Dans son dernier chapitre (chap. 5) l'auteur reconnaît la capacité remarquable des femmes dans l'administration, et en cite de nombreux exemples. Il demande qu'elles aient celles des prisons de femmes, des hospices, des bureaux de bienfaisance, la tutelle légale des enfants trouvés, enfin le maniement de tout ce qui concerne la charité sociale, parce qu'elles s'en acquitteront infiniment mieux que les hommes. Mais il leur refuse toute participation aux actes politiques et à ce qui touche au gouvernement, parce qu'elles n'ont pas d'aptitude pour ces choses. Enfin il termine ainsi: «Notre tâche est achevée; nous avons examiné les principales phases de la vie des femmes dans leurs rôles de filles, d'épouses, de mères, de femmes, en comparant le présent au passé, et en cherchant à indiquer l'avenir, c'est à dire en signalant le mal, constatant le mieux, cherchant le bien.

«Quel principe nous a servi de guide? L'égalité dans la différence.

«Au nom de ce principe, quelles améliorations avons-nous demandées dans les lois et dans les mœurs?

«Pour les filles:

«Réforme de l'éducation.

«Loi sur la séduction.

«Éloignement de l'âge du mariage.

«Intervention réelle des fiancés dans la rédaction de leur contrat.

«Abolition des sommations respectueuses, qui pèsent sur les pères comme une injure, sur les enfants comme une injustice.

«Pour les épouses:

«Une majorité.

«Administration et droit de disposer d'une partie de leurs biens particuliers.

«Droit de paraître en justice sans le consentement de leur mari.

«Limitation du pouvoir du mari sur la personne de la femme.

«Création d'un conseil de famille, chargé de contrôler cette part de pouvoir.

«Pour les mères:

«Droit de direction.

«Droit d'éducation.

«Droit de consentement au mariage de leurs enfants.

«Loi sur la recherche de la paternité.

«Création d'un conseil de famille pour juger les dissentiments graves entre le père et la mère.

«Pour les femmes:

«Admission à la tutelle et au conseil de famille.

«Admission aux professions privées.

«Admission, dans les limites de leurs qualités et de leurs devoirs, aux professions sociales.»

On le voit, M. Legouvé n'a qu'un but, celui de faire avancer d'un pas l'émancipation des femmes; il ne demande pas tout ce qu'il croit juste, mais tout ce qui lui paraît mûr et possible.

Nous devons le remercier de sa prudence: il a ramené bien des hommes à notre cause, et les a préparés à entendre la voix de la femme, parlant haut et ferme de son droit comme épouse et comme créature humaine; comme travailleuse et comme membre du corps social.

A côté de M. Legouvé, en dehors des écoles sociales, se place une phalange d'hommes justes et généreux qui ont écrit en notre faveur. Nous les remercions tous de leur bonne parole.

+++

### Petit exercice A
Restituez tel quel le passage de l'extrait sur l'émancipation des femmes, en commençant à "On le voit, M." et en finissant à "mûr et possible.".

+++

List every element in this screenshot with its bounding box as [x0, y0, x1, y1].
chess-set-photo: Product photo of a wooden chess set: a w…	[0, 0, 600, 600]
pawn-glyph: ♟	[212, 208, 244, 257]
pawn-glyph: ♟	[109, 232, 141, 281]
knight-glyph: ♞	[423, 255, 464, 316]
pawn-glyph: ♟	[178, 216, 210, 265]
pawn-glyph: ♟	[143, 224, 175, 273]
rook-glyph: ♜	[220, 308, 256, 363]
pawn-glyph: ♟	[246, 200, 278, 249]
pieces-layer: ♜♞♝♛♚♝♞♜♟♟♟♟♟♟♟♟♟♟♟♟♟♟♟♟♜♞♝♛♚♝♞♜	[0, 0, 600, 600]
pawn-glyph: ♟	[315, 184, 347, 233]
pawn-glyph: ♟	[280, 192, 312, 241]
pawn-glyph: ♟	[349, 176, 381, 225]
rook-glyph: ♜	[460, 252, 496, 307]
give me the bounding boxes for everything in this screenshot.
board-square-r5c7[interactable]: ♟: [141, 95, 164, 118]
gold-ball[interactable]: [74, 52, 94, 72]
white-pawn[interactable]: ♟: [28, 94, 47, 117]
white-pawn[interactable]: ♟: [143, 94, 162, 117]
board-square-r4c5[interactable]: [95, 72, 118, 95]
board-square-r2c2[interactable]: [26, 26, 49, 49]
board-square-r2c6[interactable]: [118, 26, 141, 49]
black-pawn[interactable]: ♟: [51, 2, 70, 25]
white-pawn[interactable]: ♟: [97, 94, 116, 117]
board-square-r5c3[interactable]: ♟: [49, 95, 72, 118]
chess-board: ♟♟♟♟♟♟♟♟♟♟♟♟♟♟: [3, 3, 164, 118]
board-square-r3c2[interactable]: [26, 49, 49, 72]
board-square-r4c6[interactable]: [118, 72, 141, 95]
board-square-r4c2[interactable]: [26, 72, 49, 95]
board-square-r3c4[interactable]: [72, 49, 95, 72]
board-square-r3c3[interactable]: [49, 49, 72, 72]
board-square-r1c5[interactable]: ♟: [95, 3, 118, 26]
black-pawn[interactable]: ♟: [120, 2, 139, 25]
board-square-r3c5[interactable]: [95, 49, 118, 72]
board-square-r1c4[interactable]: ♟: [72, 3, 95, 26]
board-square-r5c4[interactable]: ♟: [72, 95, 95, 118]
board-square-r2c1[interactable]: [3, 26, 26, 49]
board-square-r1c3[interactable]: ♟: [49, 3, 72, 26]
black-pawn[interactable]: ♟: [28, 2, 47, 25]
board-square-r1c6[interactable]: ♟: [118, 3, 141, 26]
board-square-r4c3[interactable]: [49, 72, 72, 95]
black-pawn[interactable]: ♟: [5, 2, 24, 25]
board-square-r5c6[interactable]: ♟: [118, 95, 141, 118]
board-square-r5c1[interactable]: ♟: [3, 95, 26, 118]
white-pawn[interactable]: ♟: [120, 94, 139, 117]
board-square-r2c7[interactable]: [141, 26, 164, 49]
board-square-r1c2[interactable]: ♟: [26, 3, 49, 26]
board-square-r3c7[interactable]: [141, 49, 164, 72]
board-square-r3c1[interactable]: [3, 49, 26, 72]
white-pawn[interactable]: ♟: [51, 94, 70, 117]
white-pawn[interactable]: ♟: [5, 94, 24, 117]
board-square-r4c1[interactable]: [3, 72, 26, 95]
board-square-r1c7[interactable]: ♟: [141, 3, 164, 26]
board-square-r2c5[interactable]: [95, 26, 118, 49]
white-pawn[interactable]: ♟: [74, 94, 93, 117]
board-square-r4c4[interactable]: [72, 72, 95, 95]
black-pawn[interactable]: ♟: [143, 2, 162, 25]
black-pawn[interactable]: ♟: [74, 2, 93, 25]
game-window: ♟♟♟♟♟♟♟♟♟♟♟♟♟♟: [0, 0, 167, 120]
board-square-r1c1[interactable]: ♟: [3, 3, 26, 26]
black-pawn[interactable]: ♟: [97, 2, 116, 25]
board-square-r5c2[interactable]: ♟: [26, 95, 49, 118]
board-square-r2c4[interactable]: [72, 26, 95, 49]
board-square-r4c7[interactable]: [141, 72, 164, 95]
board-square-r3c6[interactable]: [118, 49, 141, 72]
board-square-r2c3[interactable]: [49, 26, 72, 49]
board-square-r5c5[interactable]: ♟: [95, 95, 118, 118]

+++

### Petit exercice B
Retapez à l'identique les lignes des enregistrements, en commençant au tout début de ceux-ci et en finissant à la ligne qui contient "184, 347, 233]", celle-ci comprise, et rien d'autre.

### Résultat obtenu A
On le voit, M. Legouvé n'a qu'un but, celui de faire avancer d'un pas l'émancipation des femmes; il ne demande pas tout ce qu'il croit juste, mais tout ce qui lui paraît mûr et possible.

### Résultat obtenu B
List every element in this screenshot with its bounding box as [x0, y0, x1, y1].
chess-set-photo: Product photo of a wooden chess set: a w…	[0, 0, 600, 600]
pawn-glyph: ♟	[212, 208, 244, 257]
pawn-glyph: ♟	[109, 232, 141, 281]
knight-glyph: ♞	[423, 255, 464, 316]
pawn-glyph: ♟	[178, 216, 210, 265]
pawn-glyph: ♟	[143, 224, 175, 273]
rook-glyph: ♜	[220, 308, 256, 363]
pawn-glyph: ♟	[246, 200, 278, 249]
pieces-layer: ♜♞♝♛♚♝♞♜♟♟♟♟♟♟♟♟♟♟♟♟♟♟♟♟♜♞♝♛♚♝♞♜	[0, 0, 600, 600]
pawn-glyph: ♟	[315, 184, 347, 233]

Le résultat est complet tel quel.